> [Exercise brief]:
Quote the data below in full, please, without altering anything.

> [Supplied records]:
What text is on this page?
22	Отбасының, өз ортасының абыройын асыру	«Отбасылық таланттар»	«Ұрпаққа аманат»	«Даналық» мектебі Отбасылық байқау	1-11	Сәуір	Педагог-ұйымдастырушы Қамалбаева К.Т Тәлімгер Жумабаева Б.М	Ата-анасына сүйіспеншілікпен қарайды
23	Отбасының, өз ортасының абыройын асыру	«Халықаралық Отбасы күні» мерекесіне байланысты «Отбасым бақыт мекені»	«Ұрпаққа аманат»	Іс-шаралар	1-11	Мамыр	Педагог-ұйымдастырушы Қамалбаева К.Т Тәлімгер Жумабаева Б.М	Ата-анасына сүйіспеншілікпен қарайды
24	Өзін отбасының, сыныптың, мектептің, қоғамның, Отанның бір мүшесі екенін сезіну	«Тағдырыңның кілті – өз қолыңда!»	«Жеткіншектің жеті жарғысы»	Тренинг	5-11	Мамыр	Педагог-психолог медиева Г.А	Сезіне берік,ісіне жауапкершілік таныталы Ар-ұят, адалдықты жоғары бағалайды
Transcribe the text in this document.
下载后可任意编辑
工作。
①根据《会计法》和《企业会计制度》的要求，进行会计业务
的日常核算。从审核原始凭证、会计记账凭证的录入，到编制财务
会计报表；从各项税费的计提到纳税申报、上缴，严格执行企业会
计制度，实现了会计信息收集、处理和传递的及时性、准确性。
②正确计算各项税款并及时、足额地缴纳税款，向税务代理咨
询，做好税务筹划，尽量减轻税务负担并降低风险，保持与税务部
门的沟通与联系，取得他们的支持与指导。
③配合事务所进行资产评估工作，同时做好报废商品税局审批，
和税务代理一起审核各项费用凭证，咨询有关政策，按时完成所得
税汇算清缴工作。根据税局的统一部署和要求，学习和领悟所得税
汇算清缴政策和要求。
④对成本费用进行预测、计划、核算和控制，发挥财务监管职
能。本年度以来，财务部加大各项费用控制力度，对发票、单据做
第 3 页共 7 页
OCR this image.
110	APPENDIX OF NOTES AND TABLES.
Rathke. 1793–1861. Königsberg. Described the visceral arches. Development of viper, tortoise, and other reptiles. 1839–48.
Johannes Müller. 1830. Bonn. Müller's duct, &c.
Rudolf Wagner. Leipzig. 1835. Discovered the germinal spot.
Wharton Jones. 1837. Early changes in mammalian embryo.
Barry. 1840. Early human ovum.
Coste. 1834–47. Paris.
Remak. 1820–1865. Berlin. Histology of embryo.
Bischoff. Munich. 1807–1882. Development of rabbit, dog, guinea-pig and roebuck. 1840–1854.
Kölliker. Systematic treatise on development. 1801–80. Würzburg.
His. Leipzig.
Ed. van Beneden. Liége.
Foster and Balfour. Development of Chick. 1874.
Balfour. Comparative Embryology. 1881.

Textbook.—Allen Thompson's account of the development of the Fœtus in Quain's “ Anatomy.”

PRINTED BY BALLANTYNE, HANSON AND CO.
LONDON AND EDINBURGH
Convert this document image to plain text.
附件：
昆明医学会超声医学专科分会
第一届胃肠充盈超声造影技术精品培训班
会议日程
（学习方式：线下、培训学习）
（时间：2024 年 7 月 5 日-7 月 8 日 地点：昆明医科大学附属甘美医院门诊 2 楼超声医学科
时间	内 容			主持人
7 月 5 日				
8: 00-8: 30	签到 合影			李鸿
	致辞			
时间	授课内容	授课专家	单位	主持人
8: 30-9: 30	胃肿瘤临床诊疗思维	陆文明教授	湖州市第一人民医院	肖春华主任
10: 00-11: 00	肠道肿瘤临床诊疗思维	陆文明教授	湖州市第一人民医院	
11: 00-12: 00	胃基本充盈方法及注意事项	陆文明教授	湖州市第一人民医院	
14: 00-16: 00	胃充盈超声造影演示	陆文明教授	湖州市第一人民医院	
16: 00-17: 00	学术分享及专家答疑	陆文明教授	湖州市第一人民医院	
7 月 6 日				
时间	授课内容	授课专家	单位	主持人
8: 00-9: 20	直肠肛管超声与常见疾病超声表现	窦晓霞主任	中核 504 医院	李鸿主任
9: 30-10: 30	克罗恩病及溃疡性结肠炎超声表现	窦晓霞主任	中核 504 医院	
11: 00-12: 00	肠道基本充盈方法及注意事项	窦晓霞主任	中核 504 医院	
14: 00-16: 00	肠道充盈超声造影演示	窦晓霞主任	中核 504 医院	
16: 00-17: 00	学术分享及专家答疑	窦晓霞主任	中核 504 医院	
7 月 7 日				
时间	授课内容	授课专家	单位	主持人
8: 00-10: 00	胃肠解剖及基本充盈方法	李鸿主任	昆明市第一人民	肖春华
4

> [Task solution]:
What text is on this page?
22	Отбасының, өз ортасының абыройын асыру	«Отбасылық таланттар»	«Ұрпаққа аманат»	«Даналық» мектебі Отбасылық байқау	1-11	Сәуір	Педагог-ұйымдастырушы Қамалбаева К.Т Тәлімгер Жумабаева Б.М	Ата-анасына сүйіспеншілікпен қарайды
23	Отбасының, өз ортасының абыройын асыру	«Халықаралық Отбасы күні» мерекесіне байланысты «Отбасым бақыт мекені»	«Ұрпаққа аманат»	Іс-шаралар	1-11	Мамыр	Педагог-ұйымдастырушы Қамалбаева К.Т Тәлімгер Жумабаева Б.М	Ата-анасына сүйіспеншілікпен қарайды
24	Өзін отбасының, сыныптың, мектептің, қоғамның, Отанның бір мүшесі екенін сезіну	«Тағдырыңның кілті – өз қолыңда!»	«Жеткіншектің жеті жарғысы»	Тренинг	5-11	Мамыр	Педагог-психолог медиева Г.А	Сезіне берік,ісіне жауапкершілік таныталы Ар-ұят, адалдықты жоғары бағалайды
Transcribe the text in this document.
下载后可任意编辑
工作。
①根据《会计法》和《企业会计制度》的要求，进行会计业务
的日常核算。从审核原始凭证、会计记账凭证的录入，到编制财务
会计报表；从各项税费的计提到纳税申报、上缴，严格执行企业会
计制度，实现了会计信息收集、处理和传递的及时性、准确性。
②正确计算各项税款并及时、足额地缴纳税款，向税务代理咨
询，做好税务筹划，尽量减轻税务负担并降低风险，保持与税务部
门的沟通与联系，取得他们的支持与指导。
③配合事务所进行资产评估工作，同时做好报废商品税局审批，
和税务代理一起审核各项费用凭证，咨询有关政策，按时完成所得
税汇算清缴工作。根据税局的统一部署和要求，学习和领悟所得税
汇算清缴政策和要求。
④对成本费用进行预测、计划、核算和控制，发挥财务监管职
能。本年度以来，财务部加大各项费用控制力度，对发票、单据做
第 3 页共 7 页
OCR this image.
110	APPENDIX OF NOTES AND TABLES.
Rathke. 1793–1861. Königsberg. Described the visceral arches. Development of viper, tortoise, and other reptiles. 1839–48.
Johannes Müller. 1830. Bonn. Müller's duct, &c.
Rudolf Wagner. Leipzig. 1835. Discovered the germinal spot.
Wharton Jones. 1837. Early changes in mammalian embryo.
Barry. 1840. Early human ovum.
Coste. 1834–47. Paris.
Remak. 1820–1865. Berlin. Histology of embryo.
Bischoff. Munich. 1807–1882. Development of rabbit, dog, guinea-pig and roebuck. 1840–1854.
Kölliker. Systematic treatise on development. 1801–80. Würzburg.
His. Leipzig.
Ed. van Beneden. Liége.
Foster and Balfour. Development of Chick. 1874.
Balfour. Comparative Embryology. 1881.

Textbook.—Allen Thompson's account of the development of the Fœtus in Quain's “ Anatomy.”

PRINTED BY BALLANTYNE, HANSON AND CO.
LONDON AND EDINBURGH
Convert this document image to plain text.
附件：
昆明医学会超声医学专科分会
第一届胃肠充盈超声造影技术精品培训班
会议日程
（学习方式：线下、培训学习）
（时间：2024 年 7 月 5 日-7 月 8 日 地点：昆明医科大学附属甘美医院门诊 2 楼超声医学科
时间	内 容			主持人
7 月 5 日				
8: 00-8: 30	签到 合影			李鸿
	致辞			
时间	授课内容	授课专家	单位	主持人
8: 30-9: 30	胃肿瘤临床诊疗思维	陆文明教授	湖州市第一人民医院	肖春华主任
10: 00-11: 00	肠道肿瘤临床诊疗思维	陆文明教授	湖州市第一人民医院	
11: 00-12: 00	胃基本充盈方法及注意事项	陆文明教授	湖州市第一人民医院	
14: 00-16: 00	胃充盈超声造影演示	陆文明教授	湖州市第一人民医院	
16: 00-17: 00	学术分享及专家答疑	陆文明教授	湖州市第一人民医院	
7 月 6 日				
时间	授课内容	授课专家	单位	主持人
8: 00-9: 20	直肠肛管超声与常见疾病超声表现	窦晓霞主任	中核 504 医院	李鸿主任
9: 30-10: 30	克罗恩病及溃疡性结肠炎超声表现	窦晓霞主任	中核 504 医院	
11: 00-12: 00	肠道基本充盈方法及注意事项	窦晓霞主任	中核 504 医院	
14: 00-16: 00	肠道充盈超声造影演示	窦晓霞主任	中核 504 医院	
16: 00-17: 00	学术分享及专家答疑	窦晓霞主任	中核 504 医院	
7 月 7 日				
时间	授课内容	授课专家	单位	主持人
8: 00-10: 00	胃肠解剖及基本充盈方法	李鸿主任	昆明市第一人民	肖春华
4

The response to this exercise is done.